AIM OF THE TASK: Can you reproduce, word for word, the part of the streaming I/O thread that begins at the words "Ответы Re: Streaming" and stops after "a shorter name."?

EXTRACT TO READ:
::::::::
Re: Streaming I/O, vectored I/O (WIP)

Поиск
Список
Период
Сортировка
От Heikki Linnakangas
Тема Re: Streaming I/O, vectored I/O (WIP)
Дата
Msg-id 289a1c0e-8444-4009-a8c2-c2d77ced6f07@iki.fi
обсуждение исходный текст
Ответ на Re: Streaming I/O, vectored I/O (WIP)  (Thomas Munro <thomas.munro@gmail.com>)
Ответы Re: Streaming I/O, vectored I/O (WIP)  (Thomas Munro <thomas.munro@gmail.com>)
Список pgsql-hackers
On 24/03/2024 15:02, Thomas Munro wrote:
> On Wed, Mar 20, 2024 at 4:04 AM Heikki Linnakangas <hlinnaka@iki.fi> wrote:
>> Maybe 'pg_streaming_read_next_buffer' or just 'pg_streaming_read_next',
>> for a shorter name.
> 
> Hmm.  The idea of 'buffer' appearing in a couple of names is that
> there are conceptually other kinds of I/O that we might want to
> stream, like raw files or buffers other than the buffer pool, maybe
> even sockets, so this would be part of a family of similar interfaces.
> I think it needs to be clear that this variant gives you buffers.  I'm
> OK with removing "get" but I guess it would be better to keep the
> words in the same order across the three functions?  What about these?
> 
> streaming_read_buffer_begin();
> streaming_read_buffer_next();
> streaming_read_buffer_end();
> 
> Tried like that in this version.  Other ideas would be to make
> "stream" the main noun, buffered_read_stream_begin() or something.
> Ideas welcome.

Works for me, although "streaming_read_buffer" is a pretty long prefix. 
The flags like "STREAMING_READ_MAINTENANCE" probably ought to be 
"STREAMING_READ_BUFFER_MAINTENANCE" as well.

Maybe "buffer_stream_next()"?
::::::::
DATASET EXTRACT:
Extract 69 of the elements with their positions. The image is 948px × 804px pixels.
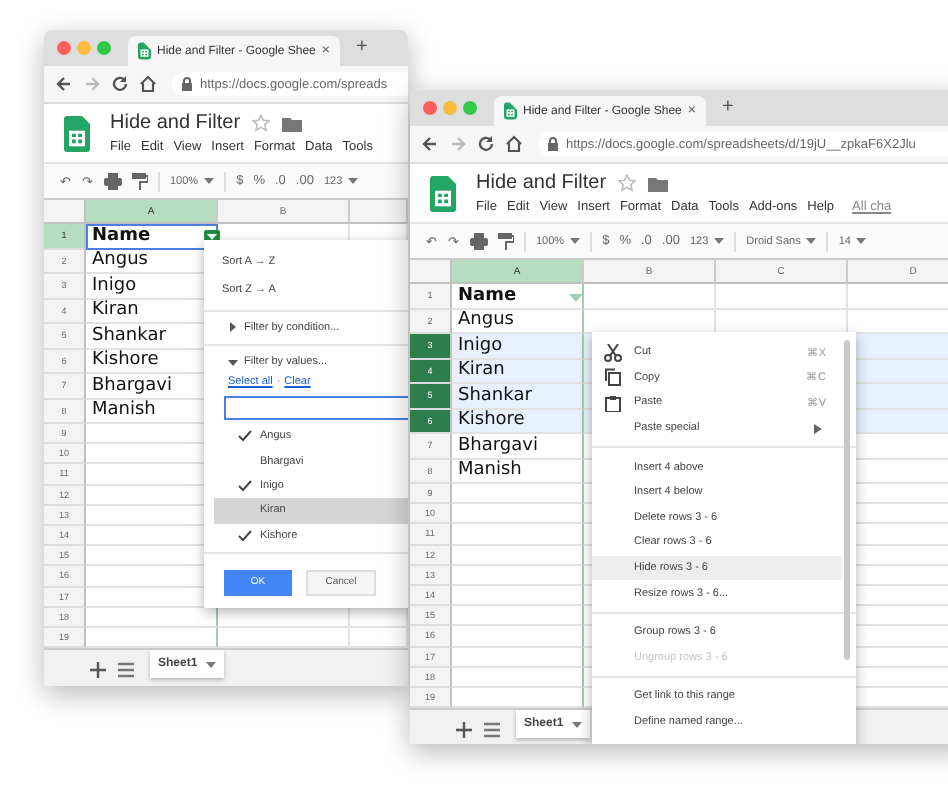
::::::::
OUTPUT FOR THIS EXERCISE:
Ответы Re: Streaming I/O, vectored I/O (WIP)  (Thomas Munro <thomas.munro@gmail.com>)
Список pgsql-hackers
On 24/03/2024 15:02, Thomas Munro wrote:
> On Wed, Mar 20, 2024 at 4:04 AM Heikki Linnakangas <hlinnaka@iki.fi> wrote:
>> Maybe 'pg_streaming_read_next_buffer' or just 'pg_streaming_read_next',
>> for a shorter name.